### Given task
Locate the string "icon" in the listing below. Copy every line where it is found.

### Available records
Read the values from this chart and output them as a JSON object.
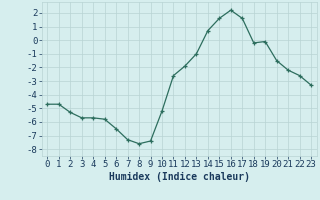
{
  "x": [
    0,
    1,
    2,
    3,
    4,
    5,
    6,
    7,
    8,
    9,
    10,
    11,
    12,
    13,
    14,
    15,
    16,
    17,
    18,
    19,
    20,
    21,
    22,
    23
  ],
  "y": [
    -4.7,
    -4.7,
    -5.3,
    -5.7,
    -5.7,
    -5.8,
    -6.5,
    -7.3,
    -7.6,
    -7.4,
    -5.2,
    -2.6,
    -1.9,
    -1.0,
    0.7,
    1.6,
    2.2,
    1.6,
    -0.2,
    -0.1,
    -1.5,
    -2.2,
    -2.6,
    -3.3
  ],
  "xlabel": "Humidex (Indice chaleur)",
  "xlim": [
    -0.5,
    23.5
  ],
  "ylim": [
    -8.5,
    2.8
  ],
  "yticks": [
    -8,
    -7,
    -6,
    -5,
    -4,
    -3,
    -2,
    -1,
    0,
    1,
    2
  ],
  "xticks": [
    0,
    1,
    2,
    3,
    4,
    5,
    6,
    7,
    8,
    9,
    10,
    11,
    12,
    13,
    14,
    15,
    16,
    17,
    18,
    19,
    20,
    21,
    22,
    23
  ],
  "line_color": "#2d6e5e",
  "marker": "+",
  "bg_color": "#d6eeee",
  "grid_color": "#b8d4d4",
  "tick_label_color": "#1a3a5c",
  "label_fontsize": 7,
  "tick_fontsize": 6.5
}
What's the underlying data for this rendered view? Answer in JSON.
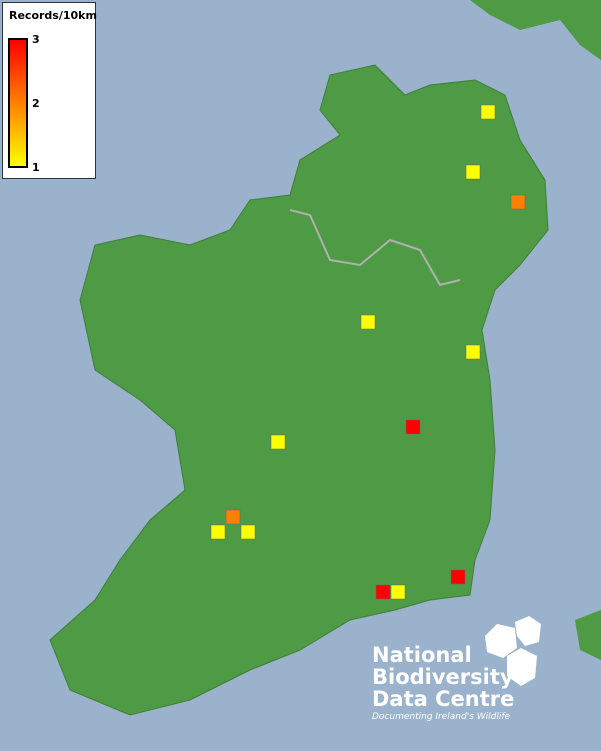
{
  "legend": {
    "title": "Records/10km",
    "ticks": [
      "3",
      "2",
      "1"
    ],
    "gradient": [
      "#ff0000",
      "#ff8000",
      "#ffff00"
    ]
  },
  "records": [
    {
      "value": 1
    },
    {
      "value": 1
    },
    {
      "value": 2
    },
    {
      "value": 1
    },
    {
      "value": 1
    },
    {
      "value": 3
    },
    {
      "value": 1
    },
    {
      "value": 2
    },
    {
      "value": 1
    },
    {
      "value": 1
    },
    {
      "value": 3
    },
    {
      "value": 3
    },
    {
      "value": 1
    }
  ],
  "colors": {
    "sea": "#9ab2cc",
    "land": "#4e9a45",
    "1": "#ffff00",
    "2": "#ff7f00",
    "3": "#ff0000"
  },
  "logo": {
    "line1": "National",
    "line2": "Biodiversity",
    "line3": "Data Centre",
    "tagline": "Documenting Ireland's Wildlife"
  }
}
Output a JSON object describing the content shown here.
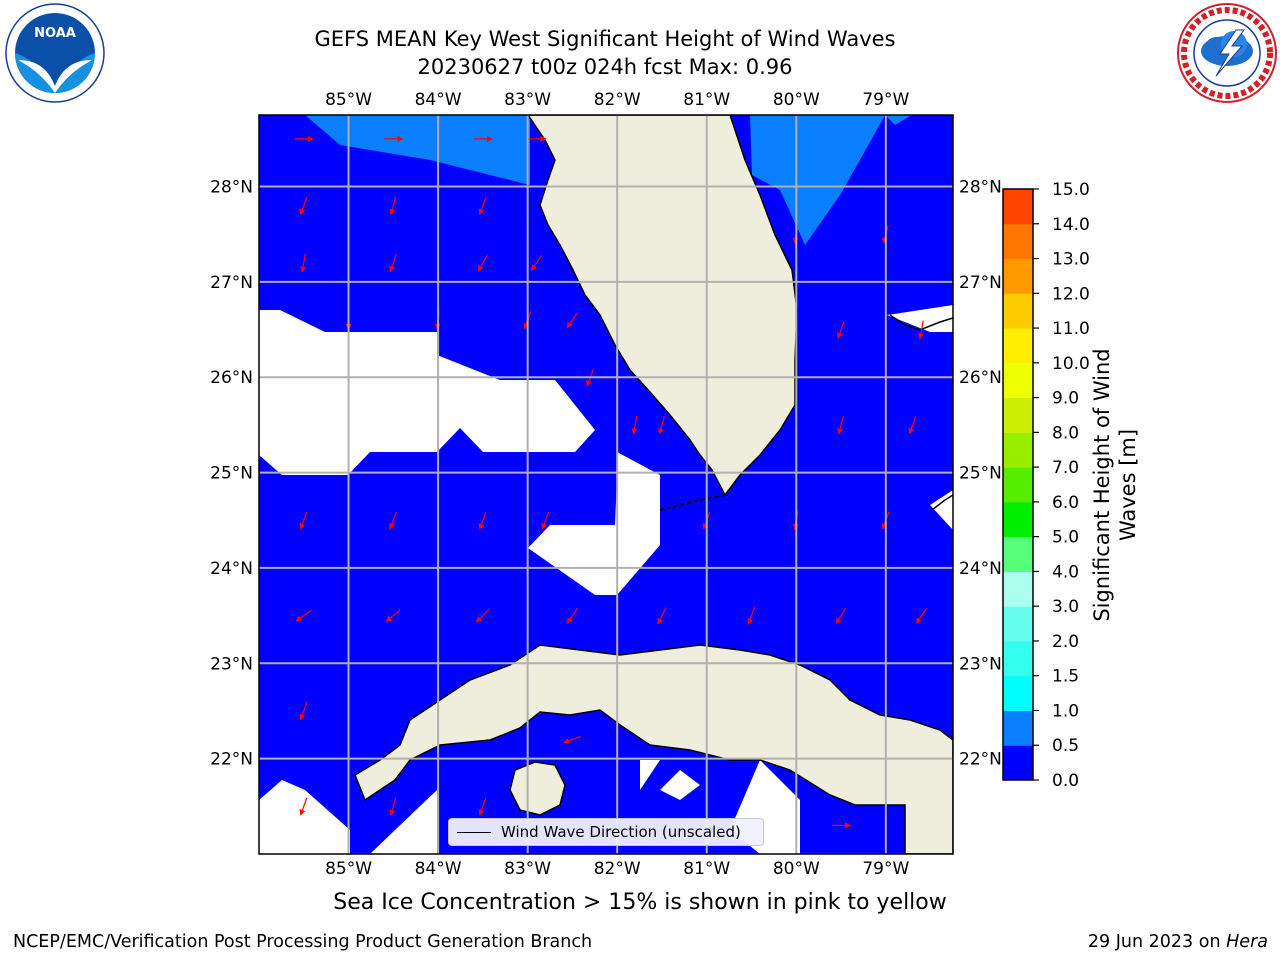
{
  "title": {
    "line1": "GEFS MEAN Key West Significant Height of Wind Waves",
    "line2": "20230627 t00z 024h fcst   Max: 0.96"
  },
  "map": {
    "lon_range": [
      -86,
      -78.25
    ],
    "lat_range": [
      21.0,
      28.75
    ],
    "lon_ticks": [
      {
        "value": -85,
        "label": "85°W"
      },
      {
        "value": -84,
        "label": "84°W"
      },
      {
        "value": -83,
        "label": "83°W"
      },
      {
        "value": -82,
        "label": "82°W"
      },
      {
        "value": -81,
        "label": "81°W"
      },
      {
        "value": -80,
        "label": "80°W"
      },
      {
        "value": -79,
        "label": "79°W"
      }
    ],
    "lat_ticks": [
      {
        "value": 28,
        "label": "28°N"
      },
      {
        "value": 27,
        "label": "27°N"
      },
      {
        "value": 26,
        "label": "26°N"
      },
      {
        "value": 25,
        "label": "25°N"
      },
      {
        "value": 24,
        "label": "24°N"
      },
      {
        "value": 23,
        "label": "23°N"
      },
      {
        "value": 22,
        "label": "22°N"
      }
    ],
    "gridlines": true,
    "colors": {
      "wave_low": "#0000ff",
      "wave_mid": "#0a7fff",
      "land": "#efeedd",
      "coast": "#000000",
      "arrow": "#ff0000",
      "nodata": "#ffffff"
    }
  },
  "colorbar": {
    "label_line1": "Significant Height of Wind",
    "label_line2": "Waves [m]",
    "levels": [
      0.0,
      0.5,
      1.0,
      1.5,
      2.0,
      3.0,
      4.0,
      5.0,
      6.0,
      7.0,
      8.0,
      9.0,
      10.0,
      11.0,
      12.0,
      13.0,
      14.0,
      15.0
    ],
    "tick_labels": [
      "0.0",
      "0.5",
      "1.0",
      "1.5",
      "2.0",
      "3.0",
      "4.0",
      "5.0",
      "6.0",
      "7.0",
      "8.0",
      "9.0",
      "10.0",
      "11.0",
      "12.0",
      "13.0",
      "14.0",
      "15.0"
    ],
    "colors": [
      "#0000ff",
      "#0a7fff",
      "#00ffff",
      "#33ffee",
      "#66ffee",
      "#aaffee",
      "#55ff77",
      "#00ee00",
      "#55ee00",
      "#99ee00",
      "#ccee00",
      "#eeff00",
      "#ffee00",
      "#ffcc00",
      "#ff9900",
      "#ff7700",
      "#ff4400",
      "#ff0000"
    ]
  },
  "legend": {
    "label": "Wind Wave Direction (unscaled)"
  },
  "ice_note": "Sea Ice Concentration > 15% is shown in pink to yellow",
  "footer": {
    "left": "NCEP/EMC/Verification Post Processing Product Generation Branch",
    "right_date": "29 Jun 2023 on",
    "right_host": "Hera"
  },
  "logos": {
    "noaa_icon": "noaa-logo-icon",
    "noaa_text": "NOAA",
    "nws_icon": "nws-logo-icon"
  },
  "wind_wave_field": {
    "mean_direction_deg": 200,
    "max_height_m": 0.96,
    "arrows": [
      {
        "lon": -85.5,
        "lat": 28.5,
        "dir": 90
      },
      {
        "lon": -84.5,
        "lat": 28.5,
        "dir": 90
      },
      {
        "lon": -83.5,
        "lat": 28.5,
        "dir": 90
      },
      {
        "lon": -82.9,
        "lat": 28.5,
        "dir": 90
      },
      {
        "lon": -85.5,
        "lat": 27.8,
        "dir": 200
      },
      {
        "lon": -84.5,
        "lat": 27.8,
        "dir": 195
      },
      {
        "lon": -83.5,
        "lat": 27.8,
        "dir": 200
      },
      {
        "lon": -85.5,
        "lat": 27.2,
        "dir": 190
      },
      {
        "lon": -84.5,
        "lat": 27.2,
        "dir": 200
      },
      {
        "lon": -83.5,
        "lat": 27.2,
        "dir": 210
      },
      {
        "lon": -82.9,
        "lat": 27.2,
        "dir": 215
      },
      {
        "lon": -85.0,
        "lat": 26.6,
        "dir": 180
      },
      {
        "lon": -84.0,
        "lat": 26.6,
        "dir": 185
      },
      {
        "lon": -83.0,
        "lat": 26.6,
        "dir": 200
      },
      {
        "lon": -82.5,
        "lat": 26.6,
        "dir": 215
      },
      {
        "lon": -82.3,
        "lat": 26.0,
        "dir": 200
      },
      {
        "lon": -81.8,
        "lat": 25.5,
        "dir": 190
      },
      {
        "lon": -81.5,
        "lat": 25.5,
        "dir": 195
      },
      {
        "lon": -85.5,
        "lat": 24.5,
        "dir": 200
      },
      {
        "lon": -84.5,
        "lat": 24.5,
        "dir": 200
      },
      {
        "lon": -83.5,
        "lat": 24.5,
        "dir": 200
      },
      {
        "lon": -82.8,
        "lat": 24.5,
        "dir": 200
      },
      {
        "lon": -81.0,
        "lat": 24.5,
        "dir": 200
      },
      {
        "lon": -80.0,
        "lat": 24.5,
        "dir": 190
      },
      {
        "lon": -79.0,
        "lat": 24.5,
        "dir": 200
      },
      {
        "lon": -85.5,
        "lat": 23.5,
        "dir": 235
      },
      {
        "lon": -84.5,
        "lat": 23.5,
        "dir": 230
      },
      {
        "lon": -83.5,
        "lat": 23.5,
        "dir": 225
      },
      {
        "lon": -82.5,
        "lat": 23.5,
        "dir": 215
      },
      {
        "lon": -81.5,
        "lat": 23.5,
        "dir": 205
      },
      {
        "lon": -80.5,
        "lat": 23.5,
        "dir": 200
      },
      {
        "lon": -79.5,
        "lat": 23.5,
        "dir": 210
      },
      {
        "lon": -78.6,
        "lat": 23.5,
        "dir": 215
      },
      {
        "lon": -85.5,
        "lat": 22.5,
        "dir": 200
      },
      {
        "lon": -85.5,
        "lat": 21.5,
        "dir": 200
      },
      {
        "lon": -84.5,
        "lat": 21.5,
        "dir": 195
      },
      {
        "lon": -83.5,
        "lat": 21.5,
        "dir": 200
      },
      {
        "lon": -82.5,
        "lat": 22.2,
        "dir": 250
      },
      {
        "lon": -79.5,
        "lat": 21.3,
        "dir": 90
      },
      {
        "lon": -80.0,
        "lat": 27.5,
        "dir": 190
      },
      {
        "lon": -79.0,
        "lat": 27.5,
        "dir": 195
      },
      {
        "lon": -79.5,
        "lat": 26.5,
        "dir": 200
      },
      {
        "lon": -78.6,
        "lat": 26.5,
        "dir": 190
      },
      {
        "lon": -79.5,
        "lat": 25.5,
        "dir": 195
      },
      {
        "lon": -78.7,
        "lat": 25.5,
        "dir": 200
      }
    ]
  }
}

### Final result
    "noaa_icon": "noaa-logo-icon",
    "nws_icon": "nws-logo-icon"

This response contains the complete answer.